● **What is needed**: Go through the listing below and gather every line with the word "nesmrtno".

──────── Data shown

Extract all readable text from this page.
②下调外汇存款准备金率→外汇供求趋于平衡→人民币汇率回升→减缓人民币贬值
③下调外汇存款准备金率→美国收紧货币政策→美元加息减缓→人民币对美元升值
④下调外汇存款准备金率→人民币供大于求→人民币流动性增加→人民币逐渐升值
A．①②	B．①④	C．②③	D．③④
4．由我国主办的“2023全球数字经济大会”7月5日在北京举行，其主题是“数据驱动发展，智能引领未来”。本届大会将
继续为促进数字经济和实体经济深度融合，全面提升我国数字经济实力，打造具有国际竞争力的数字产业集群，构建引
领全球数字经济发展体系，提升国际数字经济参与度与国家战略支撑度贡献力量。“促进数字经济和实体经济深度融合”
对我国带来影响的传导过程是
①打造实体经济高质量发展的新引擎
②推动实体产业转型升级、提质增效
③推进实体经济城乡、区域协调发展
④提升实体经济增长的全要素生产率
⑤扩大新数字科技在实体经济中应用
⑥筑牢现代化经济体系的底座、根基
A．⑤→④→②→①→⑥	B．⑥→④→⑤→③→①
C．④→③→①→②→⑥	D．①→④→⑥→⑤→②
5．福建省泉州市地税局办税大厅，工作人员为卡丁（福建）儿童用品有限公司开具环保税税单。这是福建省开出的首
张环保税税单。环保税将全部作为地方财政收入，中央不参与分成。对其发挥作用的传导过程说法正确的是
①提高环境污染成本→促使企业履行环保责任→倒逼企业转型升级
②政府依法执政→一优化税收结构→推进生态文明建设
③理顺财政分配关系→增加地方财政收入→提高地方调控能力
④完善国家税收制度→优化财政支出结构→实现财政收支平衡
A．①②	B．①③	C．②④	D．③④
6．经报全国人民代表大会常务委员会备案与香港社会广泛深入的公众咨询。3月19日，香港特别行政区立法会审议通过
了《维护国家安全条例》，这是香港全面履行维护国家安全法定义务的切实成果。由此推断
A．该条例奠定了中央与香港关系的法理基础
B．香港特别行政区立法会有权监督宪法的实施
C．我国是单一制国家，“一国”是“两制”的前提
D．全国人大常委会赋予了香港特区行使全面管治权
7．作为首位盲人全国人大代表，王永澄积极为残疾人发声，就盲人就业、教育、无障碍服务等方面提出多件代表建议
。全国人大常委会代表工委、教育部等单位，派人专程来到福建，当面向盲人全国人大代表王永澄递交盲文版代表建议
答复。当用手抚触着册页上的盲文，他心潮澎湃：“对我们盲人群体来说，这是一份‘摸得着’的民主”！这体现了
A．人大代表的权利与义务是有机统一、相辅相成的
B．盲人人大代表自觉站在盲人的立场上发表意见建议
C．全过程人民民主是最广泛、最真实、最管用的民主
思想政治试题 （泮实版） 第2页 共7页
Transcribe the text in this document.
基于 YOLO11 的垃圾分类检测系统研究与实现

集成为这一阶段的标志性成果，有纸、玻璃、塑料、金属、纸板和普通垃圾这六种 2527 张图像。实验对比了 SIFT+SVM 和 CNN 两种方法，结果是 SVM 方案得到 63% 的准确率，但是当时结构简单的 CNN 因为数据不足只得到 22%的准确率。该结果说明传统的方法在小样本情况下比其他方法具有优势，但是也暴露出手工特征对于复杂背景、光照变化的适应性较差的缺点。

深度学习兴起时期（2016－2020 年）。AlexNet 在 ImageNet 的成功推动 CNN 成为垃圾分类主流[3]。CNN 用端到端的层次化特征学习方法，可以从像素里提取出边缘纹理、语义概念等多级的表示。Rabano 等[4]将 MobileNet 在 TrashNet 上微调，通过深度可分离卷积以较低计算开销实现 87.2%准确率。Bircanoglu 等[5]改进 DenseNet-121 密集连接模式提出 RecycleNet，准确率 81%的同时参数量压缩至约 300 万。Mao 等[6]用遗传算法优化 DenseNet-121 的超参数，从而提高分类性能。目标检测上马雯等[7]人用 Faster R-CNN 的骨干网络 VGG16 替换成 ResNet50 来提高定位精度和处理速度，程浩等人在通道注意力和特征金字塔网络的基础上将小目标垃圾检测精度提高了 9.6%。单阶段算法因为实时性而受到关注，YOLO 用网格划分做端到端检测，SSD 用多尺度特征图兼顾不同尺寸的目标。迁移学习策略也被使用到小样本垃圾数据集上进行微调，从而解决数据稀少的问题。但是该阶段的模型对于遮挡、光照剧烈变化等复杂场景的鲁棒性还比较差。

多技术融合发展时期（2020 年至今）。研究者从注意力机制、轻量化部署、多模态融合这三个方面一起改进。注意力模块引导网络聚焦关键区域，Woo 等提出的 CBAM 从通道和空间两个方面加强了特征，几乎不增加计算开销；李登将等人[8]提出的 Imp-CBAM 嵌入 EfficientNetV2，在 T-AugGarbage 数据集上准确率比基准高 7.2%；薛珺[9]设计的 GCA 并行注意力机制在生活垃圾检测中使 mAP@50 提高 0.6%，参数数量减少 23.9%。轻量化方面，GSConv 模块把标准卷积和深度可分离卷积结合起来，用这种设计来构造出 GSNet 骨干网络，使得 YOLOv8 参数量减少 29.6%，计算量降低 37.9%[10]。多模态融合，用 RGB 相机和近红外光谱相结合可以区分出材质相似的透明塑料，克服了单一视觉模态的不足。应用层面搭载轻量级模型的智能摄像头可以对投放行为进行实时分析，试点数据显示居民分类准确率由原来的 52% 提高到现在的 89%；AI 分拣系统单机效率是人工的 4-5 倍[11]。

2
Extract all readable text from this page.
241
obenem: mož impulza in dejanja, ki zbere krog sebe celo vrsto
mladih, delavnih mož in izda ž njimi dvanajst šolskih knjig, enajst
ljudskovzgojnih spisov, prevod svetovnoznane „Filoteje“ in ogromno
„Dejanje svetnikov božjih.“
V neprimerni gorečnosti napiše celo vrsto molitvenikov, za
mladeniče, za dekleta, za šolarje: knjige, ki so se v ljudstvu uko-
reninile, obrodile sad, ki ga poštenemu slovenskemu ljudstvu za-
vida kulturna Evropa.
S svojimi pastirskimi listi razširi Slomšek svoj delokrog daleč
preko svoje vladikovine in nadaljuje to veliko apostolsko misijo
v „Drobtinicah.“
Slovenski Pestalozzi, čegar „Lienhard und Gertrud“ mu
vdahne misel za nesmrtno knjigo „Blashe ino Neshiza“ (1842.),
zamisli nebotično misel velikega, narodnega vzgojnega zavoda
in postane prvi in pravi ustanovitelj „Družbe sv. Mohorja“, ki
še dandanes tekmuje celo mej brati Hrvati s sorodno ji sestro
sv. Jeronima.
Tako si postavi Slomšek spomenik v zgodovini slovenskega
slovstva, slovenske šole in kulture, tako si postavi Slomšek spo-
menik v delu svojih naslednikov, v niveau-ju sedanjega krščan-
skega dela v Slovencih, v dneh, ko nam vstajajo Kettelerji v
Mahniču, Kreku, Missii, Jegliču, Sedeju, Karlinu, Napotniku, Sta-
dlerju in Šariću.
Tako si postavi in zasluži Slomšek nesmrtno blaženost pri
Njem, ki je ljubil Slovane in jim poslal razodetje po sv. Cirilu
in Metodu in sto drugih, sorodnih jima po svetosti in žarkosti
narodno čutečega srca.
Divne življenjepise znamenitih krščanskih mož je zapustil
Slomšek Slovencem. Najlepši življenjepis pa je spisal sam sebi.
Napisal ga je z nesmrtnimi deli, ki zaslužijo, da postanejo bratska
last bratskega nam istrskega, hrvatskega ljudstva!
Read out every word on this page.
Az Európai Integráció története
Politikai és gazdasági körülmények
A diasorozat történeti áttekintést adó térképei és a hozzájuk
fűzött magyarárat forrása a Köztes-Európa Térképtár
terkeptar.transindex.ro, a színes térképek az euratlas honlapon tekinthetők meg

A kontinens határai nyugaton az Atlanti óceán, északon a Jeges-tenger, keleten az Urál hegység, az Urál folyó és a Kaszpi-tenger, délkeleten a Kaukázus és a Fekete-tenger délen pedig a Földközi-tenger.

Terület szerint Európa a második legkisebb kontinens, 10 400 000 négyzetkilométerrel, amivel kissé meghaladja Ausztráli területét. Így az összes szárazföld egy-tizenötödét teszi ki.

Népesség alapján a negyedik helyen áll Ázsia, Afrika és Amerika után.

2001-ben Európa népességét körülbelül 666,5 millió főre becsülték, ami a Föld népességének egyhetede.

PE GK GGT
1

────────────────

● **Solution to the problem**:
vdahne misel za nesmrtno knjigo „Blashe ino Neshiza“ (1842.),
Tako si postavi in zasluži Slomšek nesmrtno blaženost pri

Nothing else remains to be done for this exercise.